*Task prompt*
Give the count of lines in the data that include "отдела", with no other words.

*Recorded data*
◆ ◆ ◆ ◆ ◆
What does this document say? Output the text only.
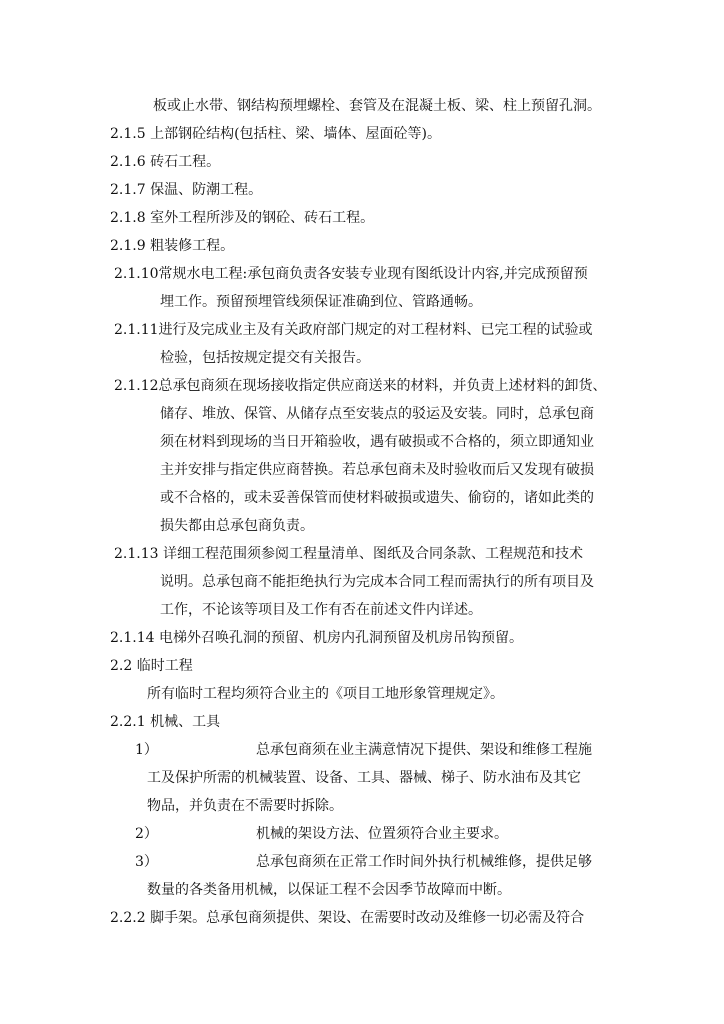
板或止水带、钢结构预埋螺栓、套管及在混凝土板、梁、柱上预留孔洞。
2.1.5 上部钢砼结构(包括柱、梁、墙体、屋面砼等)。
2.1.6 砖石工程。
2.1.7 保温、防潮工程。
2.1.8 室外工程所涉及的钢砼、砖石工程。
2.1.9 粗装修工程。
2.1.10常规水电工程:承包商负责各安装专业现有图纸设计内容,并完成预留预
埋工作。预留预埋管线须保证准确到位、管路通畅。
2.1.11进行及完成业主及有关政府部门规定的对工程材料、已完工程的试验或
检验，包括按规定提交有关报告。
2.1.12总承包商须在现场接收指定供应商送来的材料，并负责上述材料的卸货、
储存、堆放、保管、从储存点至安装点的驳运及安装。同时，总承包商
须在材料到现场的当日开箱验收，遇有破损或不合格的，须立即通知业
主并安排与指定供应商替换。若总承包商未及时验收而后又发现有破损
或不合格的，或未妥善保管而使材料破损或遗失、偷窃的，诸如此类的
损失都由总承包商负责。
2.1.13 详细工程范围须参阅工程量清单、图纸及合同条款、工程规范和技术
说明。总承包商不能拒绝执行为完成本合同工程而需执行的所有项目及
工作，不论该等项目及工作有否在前述文件内详述。
2.1.14 电梯外召唤孔洞的预留、机房内孔洞预留及机房吊钩预留。
2.2 临时工程
所有临时工程均须符合业主的《项目工地形象管理规定》。
2.2.1 机械、工具
1）	总承包商须在业主满意情况下提供、架设和维修工程施
工及保护所需的机械装置、设备、工具、器械、梯子、防水油布及其它
物品，并负责在不需要时拆除。
2）	机械的架设方法、位置须符合业主要求。
3）	总承包商须在正常工作时间外执行机械维修，提供足够
数量的各类备用机械，以保证工程不会因季节故障而中断。
2.2.2 脚手架。总承包商须提供、架设、在需要时改动及维修一切必需及符合
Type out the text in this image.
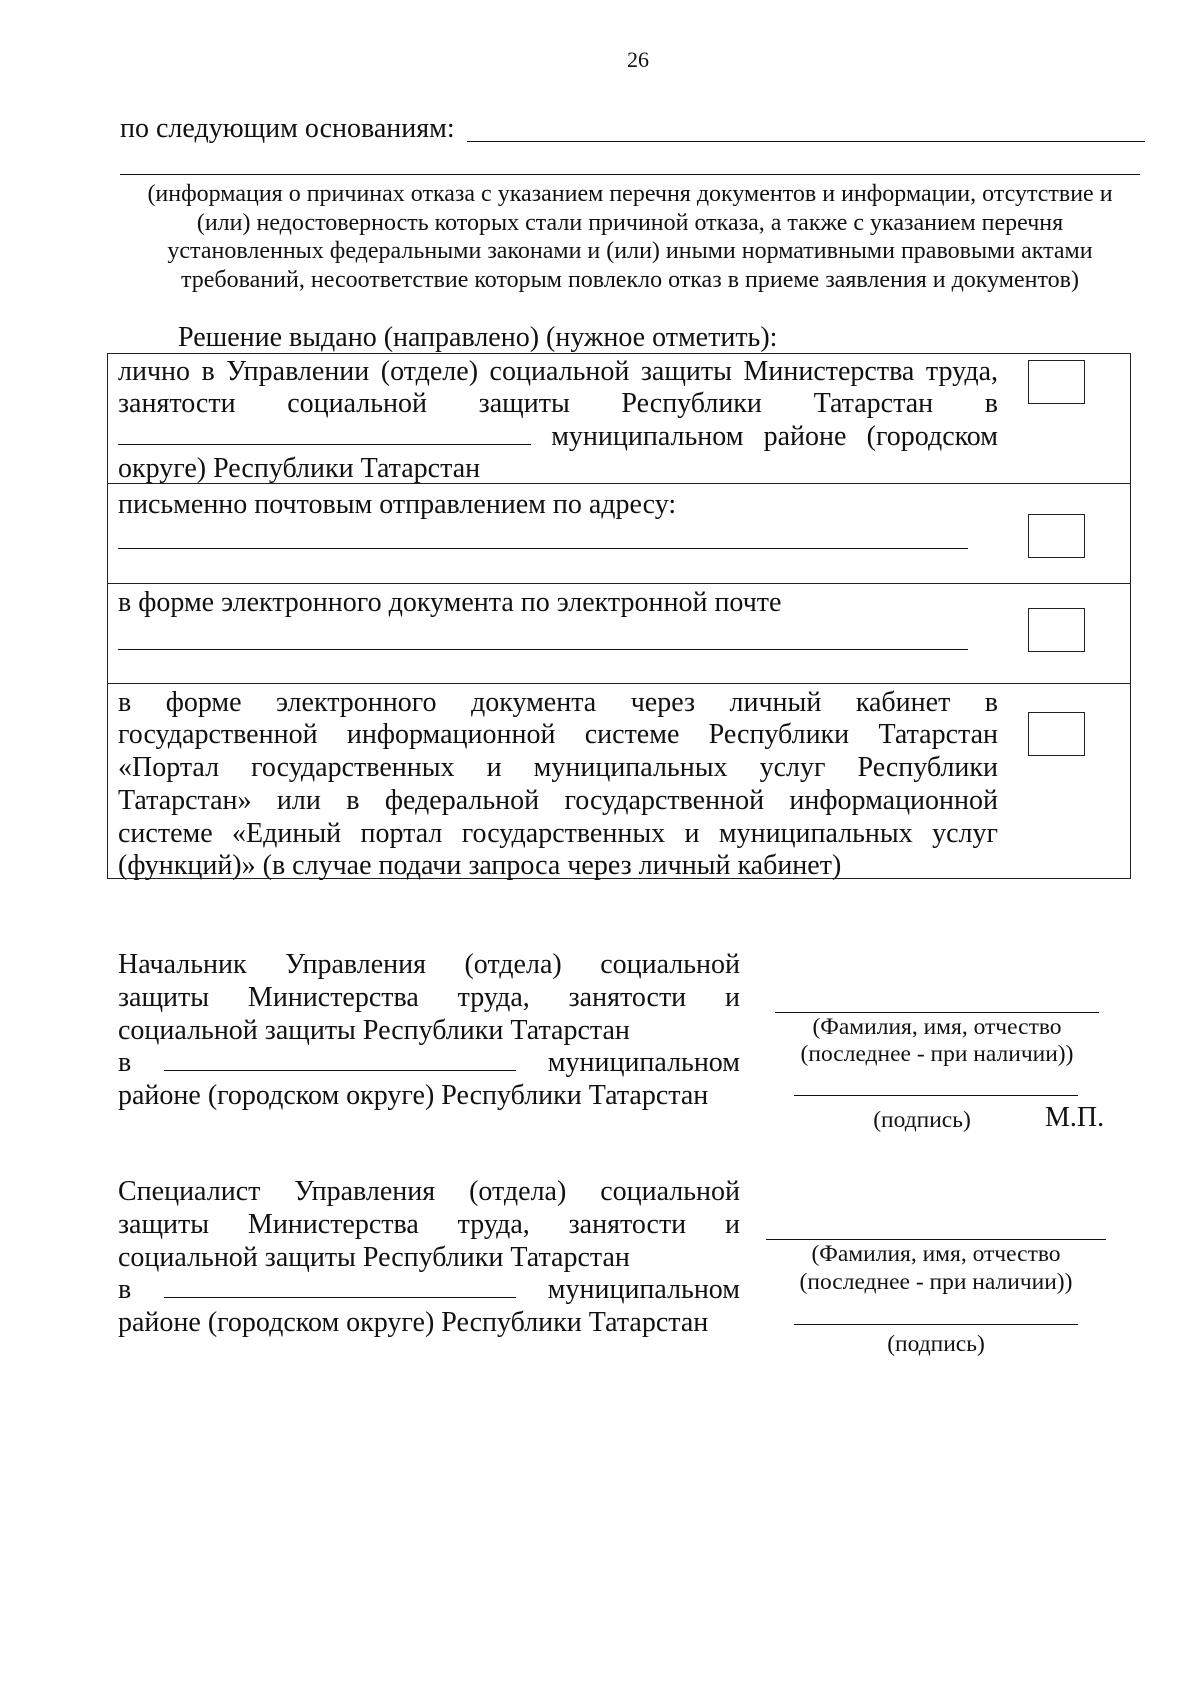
26
по следующим основаниям:
(информация о причинах отказа с указанием перечня документов и информации, отсутствие и
(или) недостоверность которых стали причиной отказа, а также с указанием перечня
установленных федеральными законами и (или) иными нормативными правовыми актами
требований, несоответствие которым повлекло отказ в приеме заявления и документов)
Решение выдано (направлено) (нужное отметить):
лично в Управлении (отделе) социальной защиты Министерства труда,
занятости социальной защиты Республики Татарстан в
муниципальном районе (городском
округе) Республики Татарстан
письменно почтовым отправлением по адресу:
в форме электронного документа по электронной почте
в форме электронного документа через личный кабинет в
государственной информационной системе Республики Татарстан
«Портал государственных и муниципальных услуг Республики
Татарстан» или в федеральной государственной информационной
системе «Единый портал государственных и муниципальных услуг
(функций)» (в случае подачи запроса через личный кабинет)
Начальник Управления (отдела) социальной
защиты Министерства труда, занятости и
социальной защиты Республики Татарстан
в	муниципальном
районе (городском округе) Республики Татарстан
(Фамилия, имя, отчество
(последнее - при наличии))
(подпись)	М.П.
Специалист Управления (отдела) социальной
защиты Министерства труда, занятости и
социальной защиты Республики Татарстан
в	муниципальном
районе (городском округе) Республики Татарстан
(Фамилия, имя, отчество
(последнее - при наличии))
(подпись)
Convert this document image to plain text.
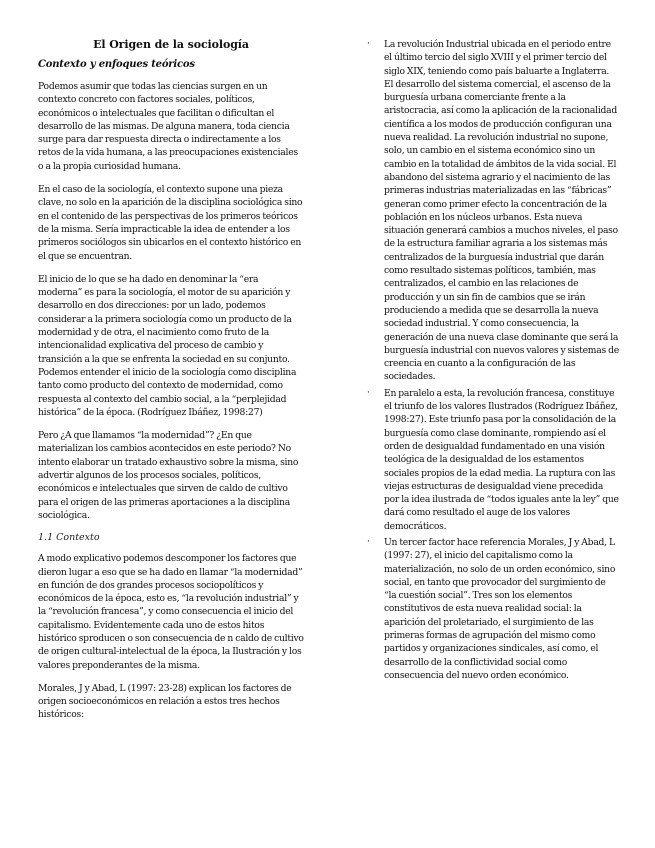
El Origen de la sociología
Contexto y enfoques teóricos

Podemos asumir que todas las ciencias surgen en un contexto concreto con factores sociales, políticos, económicos o intelectuales que facilitan o dificultan el desarrollo de las mismas. De alguna manera, toda ciencia surge para dar respuesta directa o indirectamente a los retos de la vida humana, a las preocupaciones existenciales o a la propia curiosidad humana.

En el caso de la sociología, el contexto supone una pieza clave, no solo en la aparición de la disciplina sociológica sino en el contenido de las perspectivas de los primeros teóricos de la misma. Sería impracticable la idea de entender a los primeros sociólogos sin ubicarlos en el contexto histórico en el que se encuentran.

El inicio de lo que se ha dado en denominar la “era moderna” es para la sociología, el motor de su aparición y desarrollo en dos direcciones: por un lado, podemos considerar a la primera sociología como un producto de la modernidad y de otra, el nacimiento como fruto de la intencionalidad explicativa del proceso de cambio y transición a la que se enfrenta la sociedad en su conjunto. Podemos entender el inicio de la sociología como disciplina tanto como producto del contexto de modernidad, como respuesta al contexto del cambio social, a la “perplejidad histórica” de la época. (Rodríguez Ibáñez, 1998:27)

Pero ¿A que llamamos “la modernidad”? ¿En que materializan los cambios acontecidos en este periodo? No intento elaborar un tratado exhaustivo sobre la misma, sino advertir algunos de los procesos sociales, políticos, económicos e intelectuales que sirven de caldo de cultivo para el origen de las primeras aportaciones a la disciplina sociológica.

1.1 Contexto

A modo explicativo podemos descomponer los factores que dieron lugar a eso que se ha dado en llamar “la modernidad” en función de dos grandes procesos sociopolíticos y económicos de la época, esto es, “la revolución industrial” y la “revolución francesa”, y como consecuencia el inicio del capitalismo. Evidentemente cada uno de estos hitos histórico sproducen o son consecuencia de n caldo de cultivo de origen cultural-intelectual de la época, la Ilustración y los valores preponderantes de la misma.

Morales, J y Abad, L (1997: 23-28) explican los factores de origen socioeconómicos en relación a estos tres hechos históricos:

· La revolución Industrial ubicada en el periodo entre el último tercio del siglo XVIII y el primer tercio del siglo XIX, teniendo como país baluarte a Inglaterra.

El desarrollo del sistema comercial, el ascenso de la burguesía urbana comerciante frente a la aristocracia, así como la aplicación de la racionalidad científica a los modos de producción configuran una nueva realidad. La revolución industrial no supone, solo, un cambio en el sistema económico sino un cambio en la totalidad de ámbitos de la vida social. El abandono del sistema agrario y el nacimiento de las primeras industrias materializadas en las “fábricas” generan como primer efecto la concentración de la población en los núcleos urbanos. Esta nueva situación generará cambios a muchos niveles, el paso de la estructura familiar agraria a los sistemas más centralizados de la burguesía industrial que darán como resultado sistemas políticos, también, mas centralizados, el cambio en las relaciones de producción y un sin fin de cambios que se irán produciendo a medida que se desarrolla la nueva sociedad industrial. Y como consecuencia, la generación de una nueva clase dominante que será la burguesía industrial con nuevos valores y sistemas de creencia en cuanto a la configuración de las sociedades.

· En paralelo a esta, la revolución francesa, constituye el triunfo de los valores Ilustrados (Rodríguez Ibáñez, 1998:27). Este triunfo pasa por la consolidación de la burguesía como clase dominante, rompiendo así el orden de desigualdad fundamentado en una visión teológica de la desigualdad de los estamentos sociales propios de la edad media. La ruptura con las viejas estructuras de desigualdad viene precedida por la idea ilustrada de “todos iguales ante la ley” que dará como resultado el auge de los valores democráticos.

· Un tercer factor hace referencia Morales, J y Abad, L (1997: 27), el inicio del capitalismo como la materialización, no solo de un orden económico, sino social, en tanto que provocador del surgimiento de “la cuestión social”. Tres son los elementos constitutivos de esta nueva realidad social: la aparición del proletariado, el surgimiento de las primeras formas de agrupación del mismo como partidos y organizaciones sindicales, así como, el desarrollo de la conflictividad social como consecuencia del nuevo orden económico.
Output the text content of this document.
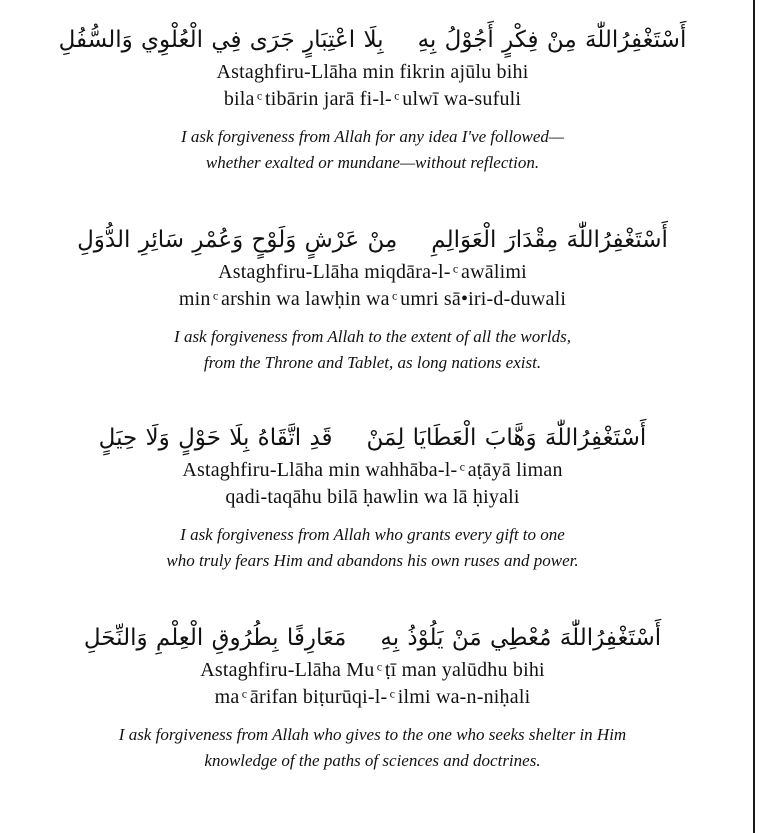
أَسْتَغْفِرُاللّٰهَ مِنْ فِكْرٍ أَجُوْلُ بِهِبِلَا اعْتِبَارٍ جَرَى فِي الْعُلْوِي وَالسُّفُلِ
Astaghfiru-Llāha min fikrin ajūlu bihi
bila ͨ tibārin jarā fi-l- ͨ ulwī wa-sufuli
I ask forgiveness from Allah for any idea I've followed—
whether exalted or mundane—without reflection.
أَسْتَغْفِرُاللّٰهَ مِقْدَارَ الْعَوَالِمِمِنْ عَرْشٍ وَلَوْحٍ وَعُمْرِ سَائِرِ الدُّوَلِ
Astaghfiru-Llāha miqdāra-l- ͨ awālimi
min ͨ arshin wa lawḥin wa ͨ umri sā•iri-d-duwali
I ask forgiveness from Allah to the extent of all the worlds,
from the Throne and Tablet, as long nations exist.
أَسْتَغْفِرُاللّٰهَ وَهَّابَ الْعَطَايَا لِمَنْقَدِ اتَّقَاهُ بِلَا حَوْلٍ وَلَا حِيَلٍ
Astaghfiru-Llāha min wahhāba-l- ͨ aṭāyā liman
qadi-taqāhu bilā ḥawlin wa lā ḥiyali
I ask forgiveness from Allah who grants every gift to one
who truly fears Him and abandons his own ruses and power.
أَسْتَغْفِرُاللّٰهَ مُعْطِي مَنْ يَلُوْذُ بِهِمَعَارِفًا بِطُرُوقِ الْعِلْمِ وَالنِّحَلِ
Astaghfiru-Llāha Mu ͨ ṭī man yalūdhu bihi
ma ͨ ārifan biṭurūqi-l- ͨ ilmi wa-n-niḥali
I ask forgiveness from Allah who gives to the one who seeks shelter in Him
knowledge of the paths of sciences and doctrines.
◆ ◆ ◆ ◆ ◆
*Solution to this exercise*
2